** Start Text segment **
The Third That Dances: A Reflection on Rovelli, Nagarjuna, and the Substratum

August 17, 2025 thegentlemanphilosopher

I picked up Helgoland thinking it would be a book about physics. Equations, experiments, and the occasional anecdote about eccentric scientists. What I didn’t expect was a philosophical detour into the very nature of being. Rovelli gave me all the quantum mechanics I’d hoped for—but layered beneath it, like a whisper through a canyon, was something stranger. A vision of reality not built from things, but from relations.

It begins, as it must, with Heisenberg. The young physicist, suffering from hay fever, retreats to the pollen-free island of Helgoland. There, free from allergens and distractions, he makes a radical move: he gives up trying to describe what electrons are, and instead focuses on what they do when measured. Out goes the classical world of definite trajectories; in comes a new world built entirely on observables. From this shift, quantum mechanics is born.

I was intrigued. And then came the phrase that stopped me: “the dance of the three.” Rovelli says –

“Entanglement, then, is not a dance of two, but a dance of three.”

Not two, but three. Not merely the observer and the observed, but also the relation between them. Matter, mind, and interaction. Rovelli doesn’t develop this image at length—but the suggestion lingered.

What was this third?

And then Rovelli mentioned Nagarjuna.

I had heard of Nagarjuna before—vaguely, distantly. In a class on Operations Strategy where the Professor was reminding us that every organization has a soul.

A Buddhist philosopher, whom I must read. Something about emptiness. But now, spurred by Rovelli, I returned to him. I found the Mulamadhyamakakarika, and in its verses, I encountered something both precise and radical.

Nagarjuna denies all intrinsic existence. Nothing arises from itself, from another, from both, or from no cause. Everything exists only in relation. Only in dependence. He calls this sunyata—emptiness. But this is not a void. It is the absence of inherent essence. It is the freedom of the web.
** End Text segment **
** Start Data **
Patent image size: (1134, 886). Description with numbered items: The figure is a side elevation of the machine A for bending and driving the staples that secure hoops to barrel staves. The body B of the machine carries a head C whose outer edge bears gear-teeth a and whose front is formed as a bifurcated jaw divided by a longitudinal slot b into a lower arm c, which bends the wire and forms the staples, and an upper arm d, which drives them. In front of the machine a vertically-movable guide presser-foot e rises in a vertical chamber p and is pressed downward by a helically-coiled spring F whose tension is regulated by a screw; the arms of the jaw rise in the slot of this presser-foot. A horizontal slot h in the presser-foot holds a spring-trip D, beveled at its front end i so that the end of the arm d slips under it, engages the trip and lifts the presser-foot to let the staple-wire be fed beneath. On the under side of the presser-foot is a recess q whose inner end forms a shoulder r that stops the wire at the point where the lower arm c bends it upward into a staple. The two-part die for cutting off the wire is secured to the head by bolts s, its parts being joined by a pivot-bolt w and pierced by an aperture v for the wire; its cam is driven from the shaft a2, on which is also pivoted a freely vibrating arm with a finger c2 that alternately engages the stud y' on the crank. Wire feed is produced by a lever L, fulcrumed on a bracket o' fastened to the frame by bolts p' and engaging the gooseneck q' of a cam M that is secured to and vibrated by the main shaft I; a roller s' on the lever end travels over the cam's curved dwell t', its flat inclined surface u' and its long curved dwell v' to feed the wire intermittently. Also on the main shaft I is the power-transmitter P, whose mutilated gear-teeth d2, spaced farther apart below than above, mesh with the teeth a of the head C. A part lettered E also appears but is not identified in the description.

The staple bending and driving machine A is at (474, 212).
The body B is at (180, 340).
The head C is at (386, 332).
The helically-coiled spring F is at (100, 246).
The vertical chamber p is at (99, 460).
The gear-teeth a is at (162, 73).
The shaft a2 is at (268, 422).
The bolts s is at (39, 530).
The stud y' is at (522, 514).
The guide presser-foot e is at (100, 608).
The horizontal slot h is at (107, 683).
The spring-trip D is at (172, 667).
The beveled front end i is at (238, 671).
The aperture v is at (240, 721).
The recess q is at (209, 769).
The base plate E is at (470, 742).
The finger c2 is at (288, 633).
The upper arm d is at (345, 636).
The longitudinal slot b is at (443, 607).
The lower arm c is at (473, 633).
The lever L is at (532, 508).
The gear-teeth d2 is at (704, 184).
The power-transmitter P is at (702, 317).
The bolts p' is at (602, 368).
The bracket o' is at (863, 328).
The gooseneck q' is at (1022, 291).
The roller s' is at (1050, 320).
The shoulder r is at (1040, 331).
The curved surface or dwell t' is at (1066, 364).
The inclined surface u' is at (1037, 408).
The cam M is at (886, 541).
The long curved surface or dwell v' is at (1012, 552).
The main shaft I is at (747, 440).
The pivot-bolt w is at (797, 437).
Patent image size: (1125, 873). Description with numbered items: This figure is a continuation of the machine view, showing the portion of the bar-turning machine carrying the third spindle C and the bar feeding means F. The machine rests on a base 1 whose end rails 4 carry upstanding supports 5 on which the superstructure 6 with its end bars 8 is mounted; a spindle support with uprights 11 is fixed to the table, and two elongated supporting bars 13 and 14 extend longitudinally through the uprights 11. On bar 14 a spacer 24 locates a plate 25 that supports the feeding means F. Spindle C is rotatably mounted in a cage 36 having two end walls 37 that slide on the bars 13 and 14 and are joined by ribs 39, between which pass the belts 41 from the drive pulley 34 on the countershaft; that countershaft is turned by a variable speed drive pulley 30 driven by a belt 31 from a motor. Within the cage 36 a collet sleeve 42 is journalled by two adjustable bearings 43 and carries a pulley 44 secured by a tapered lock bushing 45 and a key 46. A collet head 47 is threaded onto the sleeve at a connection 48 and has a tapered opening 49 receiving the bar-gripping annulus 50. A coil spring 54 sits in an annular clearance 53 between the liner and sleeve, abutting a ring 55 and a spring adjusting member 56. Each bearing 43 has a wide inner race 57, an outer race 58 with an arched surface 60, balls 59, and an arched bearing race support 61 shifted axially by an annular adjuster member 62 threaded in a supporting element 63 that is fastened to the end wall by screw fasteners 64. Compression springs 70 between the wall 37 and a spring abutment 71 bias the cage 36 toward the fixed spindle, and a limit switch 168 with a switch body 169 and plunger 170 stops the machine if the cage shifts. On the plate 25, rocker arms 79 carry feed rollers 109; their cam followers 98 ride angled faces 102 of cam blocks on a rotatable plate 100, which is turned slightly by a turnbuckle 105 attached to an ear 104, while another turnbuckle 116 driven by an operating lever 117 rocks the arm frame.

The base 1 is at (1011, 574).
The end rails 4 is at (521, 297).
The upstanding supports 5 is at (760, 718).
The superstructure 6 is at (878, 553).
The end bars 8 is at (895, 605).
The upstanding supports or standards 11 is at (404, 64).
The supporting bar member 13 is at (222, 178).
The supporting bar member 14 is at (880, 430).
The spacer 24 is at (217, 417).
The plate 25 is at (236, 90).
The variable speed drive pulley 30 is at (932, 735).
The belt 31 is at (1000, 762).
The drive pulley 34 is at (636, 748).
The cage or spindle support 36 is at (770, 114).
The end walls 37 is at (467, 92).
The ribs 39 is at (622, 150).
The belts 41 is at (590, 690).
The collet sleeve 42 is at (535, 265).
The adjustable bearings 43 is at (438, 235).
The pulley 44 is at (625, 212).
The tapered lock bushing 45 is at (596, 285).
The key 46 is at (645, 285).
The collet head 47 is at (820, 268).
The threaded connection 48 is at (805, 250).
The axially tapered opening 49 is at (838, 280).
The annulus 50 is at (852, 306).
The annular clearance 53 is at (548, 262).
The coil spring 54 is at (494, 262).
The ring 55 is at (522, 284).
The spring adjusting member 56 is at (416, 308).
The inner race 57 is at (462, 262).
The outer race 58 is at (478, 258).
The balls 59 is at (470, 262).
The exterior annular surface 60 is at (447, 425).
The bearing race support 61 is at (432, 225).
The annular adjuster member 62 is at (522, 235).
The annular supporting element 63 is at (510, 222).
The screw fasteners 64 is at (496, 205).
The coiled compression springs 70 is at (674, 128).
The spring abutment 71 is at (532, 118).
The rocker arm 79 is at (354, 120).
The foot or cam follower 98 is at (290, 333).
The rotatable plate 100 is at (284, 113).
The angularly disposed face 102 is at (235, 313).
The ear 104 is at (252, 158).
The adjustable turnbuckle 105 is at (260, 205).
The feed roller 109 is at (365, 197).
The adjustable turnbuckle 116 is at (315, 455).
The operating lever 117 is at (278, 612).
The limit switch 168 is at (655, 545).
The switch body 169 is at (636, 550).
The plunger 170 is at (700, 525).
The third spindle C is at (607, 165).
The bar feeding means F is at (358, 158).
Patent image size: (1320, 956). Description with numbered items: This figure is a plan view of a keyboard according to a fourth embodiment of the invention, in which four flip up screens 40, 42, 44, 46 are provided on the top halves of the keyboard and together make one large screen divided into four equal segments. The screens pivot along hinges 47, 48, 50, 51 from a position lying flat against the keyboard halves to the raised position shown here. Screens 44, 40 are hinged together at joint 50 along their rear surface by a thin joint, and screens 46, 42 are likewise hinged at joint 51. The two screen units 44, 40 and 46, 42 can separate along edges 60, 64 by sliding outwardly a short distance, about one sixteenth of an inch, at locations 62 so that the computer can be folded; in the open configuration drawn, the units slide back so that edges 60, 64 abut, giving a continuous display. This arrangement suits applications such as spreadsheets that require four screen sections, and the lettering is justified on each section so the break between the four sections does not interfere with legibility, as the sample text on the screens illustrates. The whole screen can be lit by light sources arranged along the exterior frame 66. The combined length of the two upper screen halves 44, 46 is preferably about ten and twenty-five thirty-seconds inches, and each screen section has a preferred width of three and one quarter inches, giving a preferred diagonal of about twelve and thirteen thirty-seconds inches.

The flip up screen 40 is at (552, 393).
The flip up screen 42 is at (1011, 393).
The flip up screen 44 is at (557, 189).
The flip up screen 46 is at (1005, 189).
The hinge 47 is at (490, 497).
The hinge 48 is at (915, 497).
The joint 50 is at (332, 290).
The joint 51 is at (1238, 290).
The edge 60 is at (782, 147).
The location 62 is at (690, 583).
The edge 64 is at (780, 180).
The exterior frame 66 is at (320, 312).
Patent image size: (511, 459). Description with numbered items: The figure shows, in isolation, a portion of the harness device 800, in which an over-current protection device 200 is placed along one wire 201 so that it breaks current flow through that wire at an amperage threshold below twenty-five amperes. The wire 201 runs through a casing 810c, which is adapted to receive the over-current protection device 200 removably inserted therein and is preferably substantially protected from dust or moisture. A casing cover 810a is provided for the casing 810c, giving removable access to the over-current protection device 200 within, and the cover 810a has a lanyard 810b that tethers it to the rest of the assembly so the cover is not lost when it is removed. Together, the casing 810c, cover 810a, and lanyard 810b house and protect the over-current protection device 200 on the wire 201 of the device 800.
** End Data **
Written exercise A: In the reflection on Rovelli and Nagarjuna, why does Heisenberg retreat to the island of Helgoland?
Written exercise B: Update the reflection on Rovelli and Nagarjuna by writing out the passage from "What was this" to "precise and radical." with "Operations Strategy" replaced by "Business Ethics".

Final result A: He was suffering from hay fever, and Helgoland was pollen-free.

Final result B:
What was this third?

And then Rovelli mentioned Nagarjuna.

I had heard of Nagarjuna before—vaguely, distantly. In a class on Business Ethics where the Professor was reminding us that every organization has a soul.

A Buddhist philosopher, whom I must read. Something about emptiness. But now, spurred by Rovelli, I returned to him. I found the Mulamadhyamakakarika, and in its verses, I encountered something both precise and radical.